**Input for this task**.
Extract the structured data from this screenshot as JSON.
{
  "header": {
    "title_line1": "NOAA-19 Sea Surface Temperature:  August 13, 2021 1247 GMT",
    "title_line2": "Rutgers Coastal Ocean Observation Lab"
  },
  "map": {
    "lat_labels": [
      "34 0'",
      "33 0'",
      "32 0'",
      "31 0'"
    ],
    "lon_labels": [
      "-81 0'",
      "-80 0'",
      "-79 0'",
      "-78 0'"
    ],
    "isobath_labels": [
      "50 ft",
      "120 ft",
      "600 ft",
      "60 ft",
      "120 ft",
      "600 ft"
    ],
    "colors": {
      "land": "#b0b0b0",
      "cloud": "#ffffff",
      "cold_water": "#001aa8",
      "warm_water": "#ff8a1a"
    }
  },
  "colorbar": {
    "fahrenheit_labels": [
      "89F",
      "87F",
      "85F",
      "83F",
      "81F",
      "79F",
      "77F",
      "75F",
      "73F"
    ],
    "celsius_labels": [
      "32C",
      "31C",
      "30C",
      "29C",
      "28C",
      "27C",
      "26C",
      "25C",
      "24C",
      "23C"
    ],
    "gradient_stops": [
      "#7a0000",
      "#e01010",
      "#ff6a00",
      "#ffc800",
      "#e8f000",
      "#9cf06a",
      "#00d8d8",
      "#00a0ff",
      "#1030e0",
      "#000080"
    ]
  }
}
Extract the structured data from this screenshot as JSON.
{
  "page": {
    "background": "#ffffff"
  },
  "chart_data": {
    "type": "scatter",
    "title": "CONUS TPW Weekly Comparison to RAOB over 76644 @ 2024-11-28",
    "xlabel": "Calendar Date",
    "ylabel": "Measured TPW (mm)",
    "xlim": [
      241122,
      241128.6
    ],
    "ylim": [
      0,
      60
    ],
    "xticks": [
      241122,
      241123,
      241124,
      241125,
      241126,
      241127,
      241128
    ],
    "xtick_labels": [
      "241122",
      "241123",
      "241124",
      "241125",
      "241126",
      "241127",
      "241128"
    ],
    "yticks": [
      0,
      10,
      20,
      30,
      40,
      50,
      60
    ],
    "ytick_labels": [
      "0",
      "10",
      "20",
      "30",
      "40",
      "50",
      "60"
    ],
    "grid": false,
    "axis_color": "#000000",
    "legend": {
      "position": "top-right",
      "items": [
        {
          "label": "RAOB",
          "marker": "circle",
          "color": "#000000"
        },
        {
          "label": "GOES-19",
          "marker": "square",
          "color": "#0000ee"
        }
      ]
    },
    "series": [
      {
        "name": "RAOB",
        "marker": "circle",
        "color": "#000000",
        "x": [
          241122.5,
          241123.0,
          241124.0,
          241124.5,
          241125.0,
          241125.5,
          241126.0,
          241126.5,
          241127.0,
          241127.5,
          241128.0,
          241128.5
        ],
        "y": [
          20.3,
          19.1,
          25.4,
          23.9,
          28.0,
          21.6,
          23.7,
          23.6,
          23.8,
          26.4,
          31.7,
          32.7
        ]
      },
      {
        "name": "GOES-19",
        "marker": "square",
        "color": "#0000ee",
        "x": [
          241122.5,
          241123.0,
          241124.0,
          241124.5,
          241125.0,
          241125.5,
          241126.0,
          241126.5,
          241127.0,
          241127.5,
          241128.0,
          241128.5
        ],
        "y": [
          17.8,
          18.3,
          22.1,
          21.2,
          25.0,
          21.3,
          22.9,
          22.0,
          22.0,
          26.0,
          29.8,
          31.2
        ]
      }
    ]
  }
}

**Directive**.
Transcribe all of the lines in the records precisely.

**Reply to the exercise**.
Extract the structured data from this screenshot as JSON.
{
  "header": {
    "title_line1": "NOAA-19 Sea Surface Temperature:  August 13, 2021 1247 GMT",
    "title_line2": "Rutgers Coastal Ocean Observation Lab"
  },
  "map": {
    "lat_labels": [
      "34 0'",
      "33 0'",
      "32 0'",
      "31 0'"
    ],
    "lon_labels": [
      "-81 0'",
      "-80 0'",
      "-79 0'",
      "-78 0'"
    ],
    "isobath_labels": [
      "50 ft",
      "120 ft",
      "600 ft",
      "60 ft",
      "120 ft",
      "600 ft"
    ],
    "colors": {
      "land": "#b0b0b0",
      "cloud": "#ffffff",
      "cold_water": "#001aa8",
      "warm_water": "#ff8a1a"
    }
  },
  "colorbar": {
    "fahrenheit_labels": [
      "89F",
      "87F",
      "85F",
      "83F",
      "81F",
      "79F",
      "77F",
      "75F",
      "73F"
    ],
    "celsius_labels": [
      "32C",
      "31C",
      "30C",
      "29C",
      "28C",
      "27C",
      "26C",
      "25C",
      "24C",
      "23C"
    ],
    "gradient_stops": [
      "#7a0000",
      "#e01010",
      "#ff6a00",
      "#ffc800",
      "#e8f000",
      "#9cf06a",
      "#00d8d8",
      "#00a0ff",
      "#1030e0",
      "#000080"
    ]
  }
}
Extract the structured data from this screenshot as JSON.
{
  "page": {
    "background": "#ffffff"
  },
  "chart_data": {
    "type": "scatter",
    "title": "CONUS TPW Weekly Comparison to RAOB over 76644 @ 2024-11-28",
    "xlabel": "Calendar Date",
    "ylabel": "Measured TPW (mm)",
    "xlim": [
      241122,
      241128.6
    ],
    "ylim": [
      0,
      60
    ],
    "xticks": [
      241122,
      241123,
      241124,
      241125,
      241126,
      241127,
      241128
    ],
    "xtick_labels": [
      "241122",
      "241123",
      "241124",
      "241125",
      "241126",
      "241127",
      "241128"
    ],
    "yticks": [
      0,
      10,
      20,
      30,
      40,
      50,
      60
    ],
    "ytick_labels": [
      "0",
      "10",
      "20",
      "30",
      "40",
      "50",
      "60"
    ],
    "grid": false,
    "axis_color": "#000000",
    "legend": {
      "position": "top-right",
      "items": [
        {
          "label": "RAOB",
          "marker": "circle",
          "color": "#000000"
        },
        {
          "label": "GOES-19",
          "marker": "square",
          "color": "#0000ee"
        }
      ]
    },
    "series": [
      {
        "name": "RAOB",
        "marker": "circle",
        "color": "#000000",
        "x": [
          241122.5,
          241123.0,
          241124.0,
          241124.5,
          241125.0,
          241125.5,
          241126.0,
          241126.5,
          241127.0,
          241127.5,
          241128.0,
          241128.5
        ],
        "y": [
          20.3,
          19.1,
          25.4,
          23.9,
          28.0,
          21.6,
          23.7,
          23.6,
          23.8,
          26.4,
          31.7,
          32.7
        ]
      },
      {
        "name": "GOES-19",
        "marker": "square",
        "color": "#0000ee",
        "x": [
          241122.5,
          241123.0,
          241124.0,
          241124.5,
          241125.0,
          241125.5,
          241126.0,
          241126.5,
          241127.0,
          241127.5,
          241128.0,
          241128.5
        ],
        "y": [
          17.8,
          18.3,
          22.1,
          21.2,
          25.0,
          21.3,
          22.9,
          22.0,
          22.0,
          26.0,
          29.8,
          31.2
        ]
      }
    ]
  }
}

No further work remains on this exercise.